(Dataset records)
------

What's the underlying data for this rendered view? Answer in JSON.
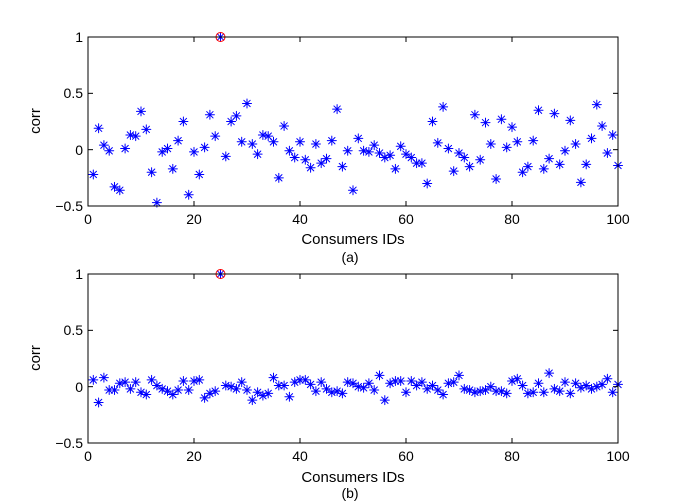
{
  "chart_data": [
    {
      "type": "scatter",
      "caption": "(a)",
      "xlabel": "Consumers IDs",
      "ylabel": "corr",
      "xlim": [
        0,
        100
      ],
      "ylim": [
        -0.5,
        1
      ],
      "xticks": [
        "0",
        "20",
        "40",
        "60",
        "80",
        "100"
      ],
      "yticks": [
        "−0.5",
        "0",
        "0.5",
        "1"
      ],
      "marker_color": "#0000ff",
      "highlight_color": "#ff0000",
      "grid": false,
      "highlight": {
        "x": 25,
        "y": 1
      },
      "x": [
        1,
        2,
        3,
        4,
        5,
        6,
        7,
        8,
        9,
        10,
        11,
        12,
        13,
        14,
        15,
        16,
        17,
        18,
        19,
        20,
        21,
        22,
        23,
        24,
        25,
        26,
        27,
        28,
        29,
        30,
        31,
        32,
        33,
        34,
        35,
        36,
        37,
        38,
        39,
        40,
        41,
        42,
        43,
        44,
        45,
        46,
        47,
        48,
        49,
        50,
        51,
        52,
        53,
        54,
        55,
        56,
        57,
        58,
        59,
        60,
        61,
        62,
        63,
        64,
        65,
        66,
        67,
        68,
        69,
        70,
        71,
        72,
        73,
        74,
        75,
        76,
        77,
        78,
        79,
        80,
        81,
        82,
        83,
        84,
        85,
        86,
        87,
        88,
        89,
        90,
        91,
        92,
        93,
        94,
        95,
        96,
        97,
        98,
        99,
        100
      ],
      "y": [
        -0.22,
        0.19,
        0.04,
        -0.01,
        -0.33,
        -0.36,
        0.01,
        0.13,
        0.12,
        0.34,
        0.18,
        -0.2,
        -0.47,
        -0.02,
        0.01,
        -0.17,
        0.08,
        0.25,
        -0.4,
        -0.02,
        -0.22,
        0.02,
        0.31,
        0.12,
        1.0,
        -0.06,
        0.25,
        0.3,
        0.07,
        0.41,
        0.05,
        -0.04,
        0.13,
        0.12,
        0.07,
        -0.25,
        0.21,
        -0.01,
        -0.07,
        0.07,
        -0.09,
        -0.16,
        0.05,
        -0.12,
        -0.08,
        0.08,
        0.36,
        -0.15,
        -0.01,
        -0.36,
        0.1,
        -0.01,
        -0.02,
        0.04,
        -0.03,
        -0.07,
        -0.05,
        -0.17,
        0.03,
        -0.04,
        -0.07,
        -0.12,
        -0.12,
        -0.3,
        0.25,
        0.06,
        0.38,
        0.01,
        -0.19,
        -0.03,
        -0.07,
        -0.15,
        0.31,
        -0.09,
        0.24,
        0.05,
        -0.26,
        0.27,
        0.02,
        0.2,
        0.07,
        -0.2,
        -0.15,
        0.08,
        0.35,
        -0.17,
        -0.08,
        0.32,
        -0.13,
        -0.01,
        0.26,
        0.05,
        -0.29,
        -0.13,
        0.1,
        0.4,
        0.21,
        -0.03,
        0.13,
        -0.14
      ]
    },
    {
      "type": "scatter",
      "caption": "(b)",
      "xlabel": "Consumers IDs",
      "ylabel": "corr",
      "xlim": [
        0,
        100
      ],
      "ylim": [
        -0.5,
        1
      ],
      "xticks": [
        "0",
        "20",
        "40",
        "60",
        "80",
        "100"
      ],
      "yticks": [
        "−0.5",
        "0",
        "0.5",
        "1"
      ],
      "marker_color": "#0000ff",
      "highlight_color": "#ff0000",
      "grid": false,
      "highlight": {
        "x": 25,
        "y": 1
      },
      "x": [
        1,
        2,
        3,
        4,
        5,
        6,
        7,
        8,
        9,
        10,
        11,
        12,
        13,
        14,
        15,
        16,
        17,
        18,
        19,
        20,
        21,
        22,
        23,
        24,
        25,
        26,
        27,
        28,
        29,
        30,
        31,
        32,
        33,
        34,
        35,
        36,
        37,
        38,
        39,
        40,
        41,
        42,
        43,
        44,
        45,
        46,
        47,
        48,
        49,
        50,
        51,
        52,
        53,
        54,
        55,
        56,
        57,
        58,
        59,
        60,
        61,
        62,
        63,
        64,
        65,
        66,
        67,
        68,
        69,
        70,
        71,
        72,
        73,
        74,
        75,
        76,
        77,
        78,
        79,
        80,
        81,
        82,
        83,
        84,
        85,
        86,
        87,
        88,
        89,
        90,
        91,
        92,
        93,
        94,
        95,
        96,
        97,
        98,
        99,
        100
      ],
      "y": [
        0.06,
        -0.14,
        0.08,
        -0.03,
        -0.03,
        0.03,
        0.04,
        -0.02,
        0.04,
        -0.05,
        -0.07,
        0.06,
        0.01,
        -0.02,
        -0.04,
        -0.07,
        -0.03,
        0.05,
        -0.03,
        0.05,
        0.06,
        -0.1,
        -0.06,
        -0.04,
        1.0,
        0.01,
        0.0,
        -0.02,
        0.04,
        -0.03,
        -0.12,
        -0.05,
        -0.08,
        -0.06,
        0.08,
        0.01,
        0.01,
        -0.09,
        0.04,
        0.06,
        0.06,
        0.02,
        -0.04,
        0.04,
        -0.02,
        -0.05,
        -0.04,
        -0.06,
        0.04,
        0.03,
        0.0,
        -0.01,
        0.03,
        -0.03,
        0.1,
        -0.12,
        0.03,
        0.05,
        0.05,
        -0.05,
        0.05,
        0.01,
        0.04,
        -0.02,
        0.01,
        -0.03,
        -0.07,
        0.03,
        0.04,
        0.1,
        -0.02,
        -0.03,
        -0.05,
        -0.04,
        -0.03,
        0.0,
        -0.04,
        -0.04,
        -0.06,
        0.05,
        0.07,
        0.01,
        -0.06,
        -0.05,
        0.03,
        -0.05,
        0.12,
        -0.02,
        -0.04,
        0.04,
        -0.06,
        0.03,
        -0.01,
        0.01,
        -0.02,
        0.0,
        0.02,
        0.07,
        -0.05,
        0.02
      ]
    }
  ]
}
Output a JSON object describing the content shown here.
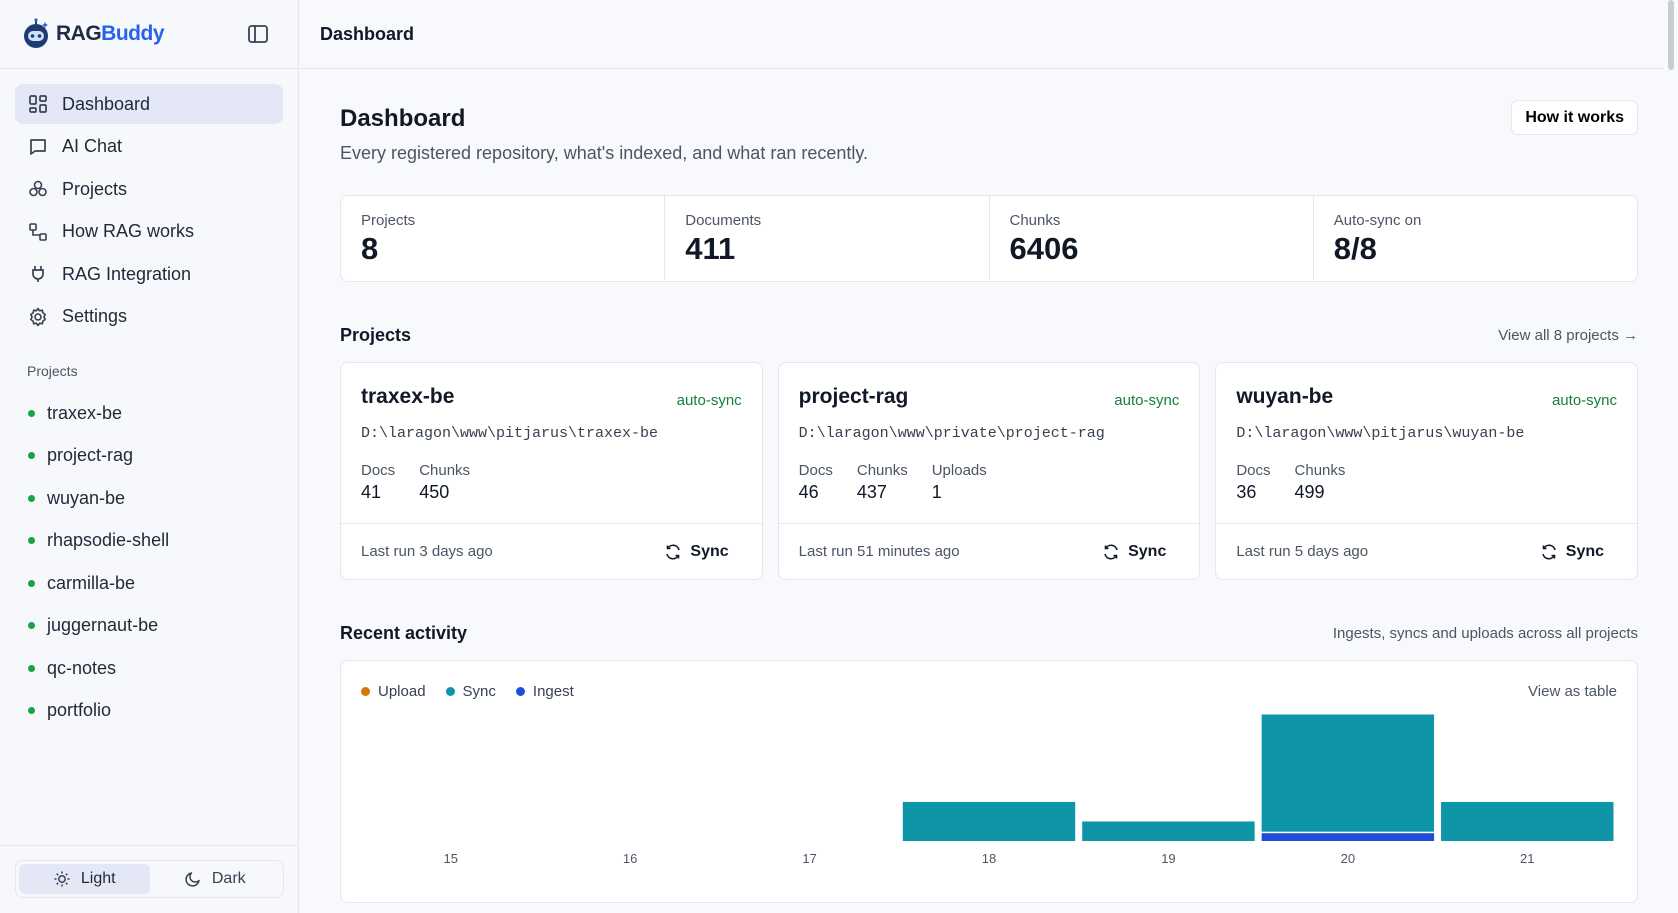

------

_Task to carry out_:
Set down all the entries exactly as they appear, but skip any pictures.

_Exercise answer_:
What's the underlying data for this rendered view? Answer in JSON.
{
  "chart_data": [
    {
      "type": "scatter",
      "caption": "(a)",
      "xlabel": "Consumers IDs",
      "ylabel": "corr",
      "xlim": [
        0,
        100
      ],
      "ylim": [
        -0.5,
        1
      ],
      "xticks": [
        "0",
        "20",
        "40",
        "60",
        "80",
        "100"
      ],
      "yticks": [
        "−0.5",
        "0",
        "0.5",
        "1"
      ],
      "marker_color": "#0000ff",
      "highlight_color": "#ff0000",
      "grid": false,
      "highlight": {
        "x": 25,
        "y": 1
      },
      "x": [
        1,
        2,
        3,
        4,
        5,
        6,
        7,
        8,
        9,
        10,
        11,
        12,
        13,
        14,
        15,
        16,
        17,
        18,
        19,
        20,
        21,
        22,
        23,
        24,
        25,
        26,
        27,
        28,
        29,
        30,
        31,
        32,
        33,
        34,
        35,
        36,
        37,
        38,
        39,
        40,
        41,
        42,
        43,
        44,
        45,
        46,
        47,
        48,
        49,
        50,
        51,
        52,
        53,
        54,
        55,
        56,
        57,
        58,
        59,
        60,
        61,
        62,
        63,
        64,
        65,
        66,
        67,
        68,
        69,
        70,
        71,
        72,
        73,
        74,
        75,
        76,
        77,
        78,
        79,
        80,
        81,
        82,
        83,
        84,
        85,
        86,
        87,
        88,
        89,
        90,
        91,
        92,
        93,
        94,
        95,
        96,
        97,
        98,
        99,
        100
      ],
      "y": [
        -0.22,
        0.19,
        0.04,
        -0.01,
        -0.33,
        -0.36,
        0.01,
        0.13,
        0.12,
        0.34,
        0.18,
        -0.2,
        -0.47,
        -0.02,
        0.01,
        -0.17,
        0.08,
        0.25,
        -0.4,
        -0.02,
        -0.22,
        0.02,
        0.31,
        0.12,
        1.0,
        -0.06,
        0.25,
        0.3,
        0.07,
        0.41,
        0.05,
        -0.04,
        0.13,
        0.12,
        0.07,
        -0.25,
        0.21,
        -0.01,
        -0.07,
        0.07,
        -0.09,
        -0.16,
        0.05,
        -0.12,
        -0.08,
        0.08,
        0.36,
        -0.15,
        -0.01,
        -0.36,
        0.1,
        -0.01,
        -0.02,
        0.04,
        -0.03,
        -0.07,
        -0.05,
        -0.17,
        0.03,
        -0.04,
        -0.07,
        -0.12,
        -0.12,
        -0.3,
        0.25,
        0.06,
        0.38,
        0.01,
        -0.19,
        -0.03,
        -0.07,
        -0.15,
        0.31,
        -0.09,
        0.24,
        0.05,
        -0.26,
        0.27,
        0.02,
        0.2,
        0.07,
        -0.2,
        -0.15,
        0.08,
        0.35,
        -0.17,
        -0.08,
        0.32,
        -0.13,
        -0.01,
        0.26,
        0.05,
        -0.29,
        -0.13,
        0.1,
        0.4,
        0.21,
        -0.03,
        0.13,
        -0.14
      ]
    },
    {
      "type": "scatter",
      "caption": "(b)",
      "xlabel": "Consumers IDs",
      "ylabel": "corr",
      "xlim": [
        0,
        100
      ],
      "ylim": [
        -0.5,
        1
      ],
      "xticks": [
        "0",
        "20",
        "40",
        "60",
        "80",
        "100"
      ],
      "yticks": [
        "−0.5",
        "0",
        "0.5",
        "1"
      ],
      "marker_color": "#0000ff",
      "highlight_color": "#ff0000",
      "grid": false,
      "highlight": {
        "x": 25,
        "y": 1
      },
      "x": [
        1,
        2,
        3,
        4,
        5,
        6,
        7,
        8,
        9,
        10,
        11,
        12,
        13,
        14,
        15,
        16,
        17,
        18,
        19,
        20,
        21,
        22,
        23,
        24,
        25,
        26,
        27,
        28,
        29,
        30,
        31,
        32,
        33,
        34,
        35,
        36,
        37,
        38,
        39,
        40,
        41,
        42,
        43,
        44,
        45,
        46,
        47,
        48,
        49,
        50,
        51,
        52,
        53,
        54,
        55,
        56,
        57,
        58,
        59,
        60,
        61,
        62,
        63,
        64,
        65,
        66,
        67,
        68,
        69,
        70,
        71,
        72,
        73,
        74,
        75,
        76,
        77,
        78,
        79,
        80,
        81,
        82,
        83,
        84,
        85,
        86,
        87,
        88,
        89,
        90,
        91,
        92,
        93,
        94,
        95,
        96,
        97,
        98,
        99,
        100
      ],
      "y": [
        0.06,
        -0.14,
        0.08,
        -0.03,
        -0.03,
        0.03,
        0.04,
        -0.02,
        0.04,
        -0.05,
        -0.07,
        0.06,
        0.01,
        -0.02,
        -0.04,
        -0.07,
        -0.03,
        0.05,
        -0.03,
        0.05,
        0.06,
        -0.1,
        -0.06,
        -0.04,
        1.0,
        0.01,
        0.0,
        -0.02,
        0.04,
        -0.03,
        -0.12,
        -0.05,
        -0.08,
        -0.06,
        0.08,
        0.01,
        0.01,
        -0.09,
        0.04,
        0.06,
        0.06,
        0.02,
        -0.04,
        0.04,
        -0.02,
        -0.05,
        -0.04,
        -0.06,
        0.04,
        0.03,
        0.0,
        -0.01,
        0.03,
        -0.03,
        0.1,
        -0.12,
        0.03,
        0.05,
        0.05,
        -0.05,
        0.05,
        0.01,
        0.04,
        -0.02,
        0.01,
        -0.03,
        -0.07,
        0.03,
        0.04,
        0.1,
        -0.02,
        -0.03,
        -0.05,
        -0.04,
        -0.03,
        0.0,
        -0.04,
        -0.04,
        -0.06,
        0.05,
        0.07,
        0.01,
        -0.06,
        -0.05,
        0.03,
        -0.05,
        0.12,
        -0.02,
        -0.04,
        0.04,
        -0.06,
        0.03,
        -0.01,
        0.01,
        -0.02,
        0.0,
        0.02,
        0.07,
        -0.05,
        0.02
      ]
    }
  ]
}
Output a JSON object describing the content shown here.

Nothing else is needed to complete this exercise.